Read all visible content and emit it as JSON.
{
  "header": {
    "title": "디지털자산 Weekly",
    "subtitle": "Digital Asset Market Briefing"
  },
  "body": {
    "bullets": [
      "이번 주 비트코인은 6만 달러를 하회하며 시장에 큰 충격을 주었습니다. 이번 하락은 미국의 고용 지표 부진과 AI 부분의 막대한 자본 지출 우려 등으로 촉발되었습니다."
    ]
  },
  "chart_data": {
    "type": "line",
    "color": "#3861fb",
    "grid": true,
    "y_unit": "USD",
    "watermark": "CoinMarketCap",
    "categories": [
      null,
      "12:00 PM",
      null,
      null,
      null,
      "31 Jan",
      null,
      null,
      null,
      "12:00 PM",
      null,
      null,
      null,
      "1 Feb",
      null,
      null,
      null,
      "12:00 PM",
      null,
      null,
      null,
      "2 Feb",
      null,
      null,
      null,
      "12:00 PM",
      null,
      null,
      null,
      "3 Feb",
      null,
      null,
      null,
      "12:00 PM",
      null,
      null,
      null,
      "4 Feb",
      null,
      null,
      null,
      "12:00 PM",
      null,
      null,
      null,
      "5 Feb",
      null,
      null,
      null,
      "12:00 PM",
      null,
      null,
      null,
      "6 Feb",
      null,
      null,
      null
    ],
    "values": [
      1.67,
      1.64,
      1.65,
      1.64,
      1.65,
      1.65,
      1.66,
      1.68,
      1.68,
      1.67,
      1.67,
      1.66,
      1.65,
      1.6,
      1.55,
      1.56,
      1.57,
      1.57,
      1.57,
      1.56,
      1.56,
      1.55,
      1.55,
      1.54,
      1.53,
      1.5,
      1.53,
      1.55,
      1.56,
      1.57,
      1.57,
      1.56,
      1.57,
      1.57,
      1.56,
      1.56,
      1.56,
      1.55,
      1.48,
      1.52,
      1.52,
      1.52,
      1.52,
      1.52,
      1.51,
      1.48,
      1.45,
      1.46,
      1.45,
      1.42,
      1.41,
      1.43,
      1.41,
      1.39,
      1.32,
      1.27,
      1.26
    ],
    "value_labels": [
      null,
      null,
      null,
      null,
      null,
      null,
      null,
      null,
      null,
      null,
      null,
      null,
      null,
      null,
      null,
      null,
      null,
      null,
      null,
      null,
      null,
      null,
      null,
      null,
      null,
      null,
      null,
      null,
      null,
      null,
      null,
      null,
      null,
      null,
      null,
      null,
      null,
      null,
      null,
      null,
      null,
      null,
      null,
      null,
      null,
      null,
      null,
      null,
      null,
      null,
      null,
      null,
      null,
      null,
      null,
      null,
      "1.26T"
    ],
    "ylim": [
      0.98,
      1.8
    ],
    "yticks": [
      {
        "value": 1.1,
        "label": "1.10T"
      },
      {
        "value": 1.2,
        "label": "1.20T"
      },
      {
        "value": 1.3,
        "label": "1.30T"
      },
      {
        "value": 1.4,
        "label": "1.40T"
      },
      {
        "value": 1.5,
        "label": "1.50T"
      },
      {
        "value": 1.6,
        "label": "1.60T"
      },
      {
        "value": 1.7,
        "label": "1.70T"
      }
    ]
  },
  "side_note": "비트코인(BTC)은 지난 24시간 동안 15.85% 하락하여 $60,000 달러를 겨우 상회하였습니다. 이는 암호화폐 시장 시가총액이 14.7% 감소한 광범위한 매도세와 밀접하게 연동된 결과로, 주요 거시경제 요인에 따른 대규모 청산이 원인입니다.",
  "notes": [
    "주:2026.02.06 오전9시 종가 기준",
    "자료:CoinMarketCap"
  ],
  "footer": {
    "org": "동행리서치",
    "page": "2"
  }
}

* WHAT NEEDS TO BE DONE *
Print the whole listing exactly as it is.

* THE RESPONSE *
Read all visible content and emit it as JSON.
{
  "header": {
    "title": "디지털자산 Weekly",
    "subtitle": "Digital Asset Market Briefing"
  },
  "body": {
    "bullets": [
      "이번 주 비트코인은 6만 달러를 하회하며 시장에 큰 충격을 주었습니다. 이번 하락은 미국의 고용 지표 부진과 AI 부분의 막대한 자본 지출 우려 등으로 촉발되었습니다."
    ]
  },
  "chart_data": {
    "type": "line",
    "color": "#3861fb",
    "grid": true,
    "y_unit": "USD",
    "watermark": "CoinMarketCap",
    "categories": [
      null,
      "12:00 PM",
      null,
      null,
      null,
      "31 Jan",
      null,
      null,
      null,
      "12:00 PM",
      null,
      null,
      null,
      "1 Feb",
      null,
      null,
      null,
      "12:00 PM",
      null,
      null,
      null,
      "2 Feb",
      null,
      null,
      null,
      "12:00 PM",
      null,
      null,
      null,
      "3 Feb",
      null,
      null,
      null,
      "12:00 PM",
      null,
      null,
      null,
      "4 Feb",
      null,
      null,
      null,
      "12:00 PM",
      null,
      null,
      null,
      "5 Feb",
      null,
      null,
      null,
      "12:00 PM",
      null,
      null,
      null,
      "6 Feb",
      null,
      null,
      null
    ],
    "values": [
      1.67,
      1.64,
      1.65,
      1.64,
      1.65,
      1.65,
      1.66,
      1.68,
      1.68,
      1.67,
      1.67,
      1.66,
      1.65,
      1.6,
      1.55,
      1.56,
      1.57,
      1.57,
      1.57,
      1.56,
      1.56,
      1.55,
      1.55,
      1.54,
      1.53,
      1.5,
      1.53,
      1.55,
      1.56,
      1.57,
      1.57,
      1.56,
      1.57,
      1.57,
      1.56,
      1.56,
      1.56,
      1.55,
      1.48,
      1.52,
      1.52,
      1.52,
      1.52,
      1.52,
      1.51,
      1.48,
      1.45,
      1.46,
      1.45,
      1.42,
      1.41,
      1.43,
      1.41,
      1.39,
      1.32,
      1.27,
      1.26
    ],
    "value_labels": [
      null,
      null,
      null,
      null,
      null,
      null,
      null,
      null,
      null,
      null,
      null,
      null,
      null,
      null,
      null,
      null,
      null,
      null,
      null,
      null,
      null,
      null,
      null,
      null,
      null,
      null,
      null,
      null,
      null,
      null,
      null,
      null,
      null,
      null,
      null,
      null,
      null,
      null,
      null,
      null,
      null,
      null,
      null,
      null,
      null,
      null,
      null,
      null,
      null,
      null,
      null,
      null,
      null,
      null,
      null,
      null,
      "1.26T"
    ],
    "ylim": [
      0.98,
      1.8
    ],
    "yticks": [
      {
        "value": 1.1,
        "label": "1.10T"
      },
      {
        "value": 1.2,
        "label": "1.20T"
      },
      {
        "value": 1.3,
        "label": "1.30T"
      },
      {
        "value": 1.4,
        "label": "1.40T"
      },
      {
        "value": 1.5,
        "label": "1.50T"
      },
      {
        "value": 1.6,
        "label": "1.60T"
      },
      {
        "value": 1.7,
        "label": "1.70T"
      }
    ]
  },
  "side_note": "비트코인(BTC)은 지난 24시간 동안 15.85% 하락하여 $60,000 달러를 겨우 상회하였습니다. 이는 암호화폐 시장 시가총액이 14.7% 감소한 광범위한 매도세와 밀접하게 연동된 결과로, 주요 거시경제 요인에 따른 대규모 청산이 원인입니다.",
  "notes": [
    "주:2026.02.06 오전9시 종가 기준",
    "자료:CoinMarketCap"
  ],
  "footer": {
    "org": "동행리서치",
    "page": "2"
  }
}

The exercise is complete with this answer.